**EXERCISE REQUIREMENTS**
Find how many lines hold the word "弱化反问的意思". Give only the number.

[Start EXERCISE MATERIAL]

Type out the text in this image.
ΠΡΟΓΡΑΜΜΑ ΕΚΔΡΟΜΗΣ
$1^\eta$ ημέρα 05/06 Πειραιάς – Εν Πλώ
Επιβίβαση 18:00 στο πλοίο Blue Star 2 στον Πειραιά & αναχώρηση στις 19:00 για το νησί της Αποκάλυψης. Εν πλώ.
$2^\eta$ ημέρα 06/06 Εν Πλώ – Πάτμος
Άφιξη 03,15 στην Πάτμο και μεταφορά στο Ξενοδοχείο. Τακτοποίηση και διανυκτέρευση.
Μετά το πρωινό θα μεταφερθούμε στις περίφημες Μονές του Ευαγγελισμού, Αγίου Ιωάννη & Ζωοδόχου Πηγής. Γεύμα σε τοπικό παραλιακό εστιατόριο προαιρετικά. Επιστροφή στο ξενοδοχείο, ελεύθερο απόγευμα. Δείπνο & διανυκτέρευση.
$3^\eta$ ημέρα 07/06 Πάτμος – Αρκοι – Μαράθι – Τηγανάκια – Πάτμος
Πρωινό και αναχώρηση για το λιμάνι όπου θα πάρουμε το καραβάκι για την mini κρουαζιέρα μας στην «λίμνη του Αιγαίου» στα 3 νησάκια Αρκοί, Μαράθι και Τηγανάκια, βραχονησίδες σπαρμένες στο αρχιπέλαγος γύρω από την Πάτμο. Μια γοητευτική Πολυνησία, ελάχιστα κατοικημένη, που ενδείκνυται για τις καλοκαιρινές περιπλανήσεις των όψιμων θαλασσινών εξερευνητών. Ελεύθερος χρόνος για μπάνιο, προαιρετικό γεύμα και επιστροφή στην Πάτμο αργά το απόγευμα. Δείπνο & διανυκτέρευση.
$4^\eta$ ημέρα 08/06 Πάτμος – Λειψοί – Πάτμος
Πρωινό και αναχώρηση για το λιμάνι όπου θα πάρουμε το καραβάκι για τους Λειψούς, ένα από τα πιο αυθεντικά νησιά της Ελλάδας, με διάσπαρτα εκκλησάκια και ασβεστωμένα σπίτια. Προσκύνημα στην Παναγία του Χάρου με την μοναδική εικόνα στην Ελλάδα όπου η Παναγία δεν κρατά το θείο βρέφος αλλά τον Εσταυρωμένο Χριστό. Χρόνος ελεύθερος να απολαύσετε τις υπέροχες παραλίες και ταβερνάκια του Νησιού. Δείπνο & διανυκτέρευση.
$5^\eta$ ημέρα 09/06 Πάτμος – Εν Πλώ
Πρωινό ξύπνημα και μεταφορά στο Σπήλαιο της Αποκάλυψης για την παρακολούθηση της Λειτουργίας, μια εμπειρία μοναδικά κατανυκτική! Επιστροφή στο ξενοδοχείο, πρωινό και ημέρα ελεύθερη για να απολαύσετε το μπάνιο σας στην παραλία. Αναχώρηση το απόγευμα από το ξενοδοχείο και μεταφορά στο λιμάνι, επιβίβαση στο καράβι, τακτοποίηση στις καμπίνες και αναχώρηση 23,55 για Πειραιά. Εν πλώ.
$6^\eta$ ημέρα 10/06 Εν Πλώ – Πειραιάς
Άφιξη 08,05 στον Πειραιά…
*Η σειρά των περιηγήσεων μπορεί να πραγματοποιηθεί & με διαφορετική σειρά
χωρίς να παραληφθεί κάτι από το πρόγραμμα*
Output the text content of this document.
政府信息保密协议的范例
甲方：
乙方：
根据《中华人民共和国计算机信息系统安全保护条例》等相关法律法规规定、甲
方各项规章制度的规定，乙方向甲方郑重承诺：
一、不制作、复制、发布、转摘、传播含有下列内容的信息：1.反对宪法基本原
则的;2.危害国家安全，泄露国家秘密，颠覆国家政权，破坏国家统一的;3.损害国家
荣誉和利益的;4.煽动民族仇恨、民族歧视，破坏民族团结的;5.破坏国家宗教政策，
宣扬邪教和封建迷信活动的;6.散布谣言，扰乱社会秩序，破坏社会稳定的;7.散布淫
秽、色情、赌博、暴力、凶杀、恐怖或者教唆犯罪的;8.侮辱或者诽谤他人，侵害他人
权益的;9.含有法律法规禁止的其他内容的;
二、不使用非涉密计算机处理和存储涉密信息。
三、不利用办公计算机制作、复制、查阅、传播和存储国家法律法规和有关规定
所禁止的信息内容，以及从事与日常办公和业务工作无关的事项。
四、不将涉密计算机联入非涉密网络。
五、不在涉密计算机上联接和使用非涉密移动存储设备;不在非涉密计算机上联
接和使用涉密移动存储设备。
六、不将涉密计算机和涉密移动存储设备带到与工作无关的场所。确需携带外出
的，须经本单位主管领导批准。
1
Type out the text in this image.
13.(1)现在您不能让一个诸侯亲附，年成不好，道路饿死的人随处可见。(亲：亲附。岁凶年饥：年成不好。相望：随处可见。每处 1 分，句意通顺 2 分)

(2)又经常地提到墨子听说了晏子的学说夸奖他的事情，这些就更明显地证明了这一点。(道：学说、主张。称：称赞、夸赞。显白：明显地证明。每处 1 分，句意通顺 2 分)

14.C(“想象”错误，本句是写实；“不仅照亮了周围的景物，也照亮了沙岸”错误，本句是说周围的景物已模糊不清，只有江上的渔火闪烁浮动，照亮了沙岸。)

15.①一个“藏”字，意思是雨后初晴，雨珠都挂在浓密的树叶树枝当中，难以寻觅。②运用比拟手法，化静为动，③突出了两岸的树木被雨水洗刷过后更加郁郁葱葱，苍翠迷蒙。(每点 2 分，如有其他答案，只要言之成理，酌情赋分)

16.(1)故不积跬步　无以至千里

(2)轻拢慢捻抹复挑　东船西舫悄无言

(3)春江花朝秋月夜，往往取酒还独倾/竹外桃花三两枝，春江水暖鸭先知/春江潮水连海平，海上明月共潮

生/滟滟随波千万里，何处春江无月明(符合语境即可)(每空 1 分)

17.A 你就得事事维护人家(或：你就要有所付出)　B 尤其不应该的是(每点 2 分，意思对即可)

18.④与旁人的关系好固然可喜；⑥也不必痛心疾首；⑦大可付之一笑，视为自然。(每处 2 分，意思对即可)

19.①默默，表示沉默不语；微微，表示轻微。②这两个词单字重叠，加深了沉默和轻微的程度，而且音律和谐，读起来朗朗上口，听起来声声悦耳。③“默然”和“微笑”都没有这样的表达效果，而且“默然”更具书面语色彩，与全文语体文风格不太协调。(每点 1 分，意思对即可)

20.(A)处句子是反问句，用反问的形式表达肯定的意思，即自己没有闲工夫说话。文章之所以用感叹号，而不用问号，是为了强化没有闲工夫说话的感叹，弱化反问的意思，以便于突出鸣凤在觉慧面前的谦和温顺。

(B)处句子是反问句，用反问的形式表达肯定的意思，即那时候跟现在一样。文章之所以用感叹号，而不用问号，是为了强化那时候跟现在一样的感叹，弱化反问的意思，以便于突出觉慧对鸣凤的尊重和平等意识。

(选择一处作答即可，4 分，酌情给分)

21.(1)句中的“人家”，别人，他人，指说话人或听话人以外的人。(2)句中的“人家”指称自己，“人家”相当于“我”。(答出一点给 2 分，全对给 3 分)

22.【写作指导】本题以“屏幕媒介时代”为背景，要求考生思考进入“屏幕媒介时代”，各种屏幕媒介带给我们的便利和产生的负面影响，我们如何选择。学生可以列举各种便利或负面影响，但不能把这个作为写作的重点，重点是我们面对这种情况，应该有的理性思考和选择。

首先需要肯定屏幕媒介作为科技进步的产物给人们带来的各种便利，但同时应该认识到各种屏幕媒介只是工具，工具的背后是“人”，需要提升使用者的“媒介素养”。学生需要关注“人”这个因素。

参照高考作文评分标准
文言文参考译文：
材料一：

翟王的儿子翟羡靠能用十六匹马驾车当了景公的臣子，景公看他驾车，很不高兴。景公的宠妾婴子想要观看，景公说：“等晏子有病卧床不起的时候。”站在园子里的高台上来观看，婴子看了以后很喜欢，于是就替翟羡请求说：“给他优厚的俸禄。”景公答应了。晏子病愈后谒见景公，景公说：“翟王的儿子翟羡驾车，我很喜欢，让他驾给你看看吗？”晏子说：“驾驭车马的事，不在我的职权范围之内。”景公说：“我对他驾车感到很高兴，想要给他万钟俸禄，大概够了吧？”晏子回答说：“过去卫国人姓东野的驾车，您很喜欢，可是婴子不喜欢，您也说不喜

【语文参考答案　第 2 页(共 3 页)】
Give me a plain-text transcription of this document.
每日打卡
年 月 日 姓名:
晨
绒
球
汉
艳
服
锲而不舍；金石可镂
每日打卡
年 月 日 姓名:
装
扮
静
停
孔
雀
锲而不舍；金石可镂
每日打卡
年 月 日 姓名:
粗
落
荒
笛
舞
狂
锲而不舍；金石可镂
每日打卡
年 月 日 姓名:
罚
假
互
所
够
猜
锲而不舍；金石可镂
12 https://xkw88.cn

[End EXERCISE MATERIAL]

**RESULT**
2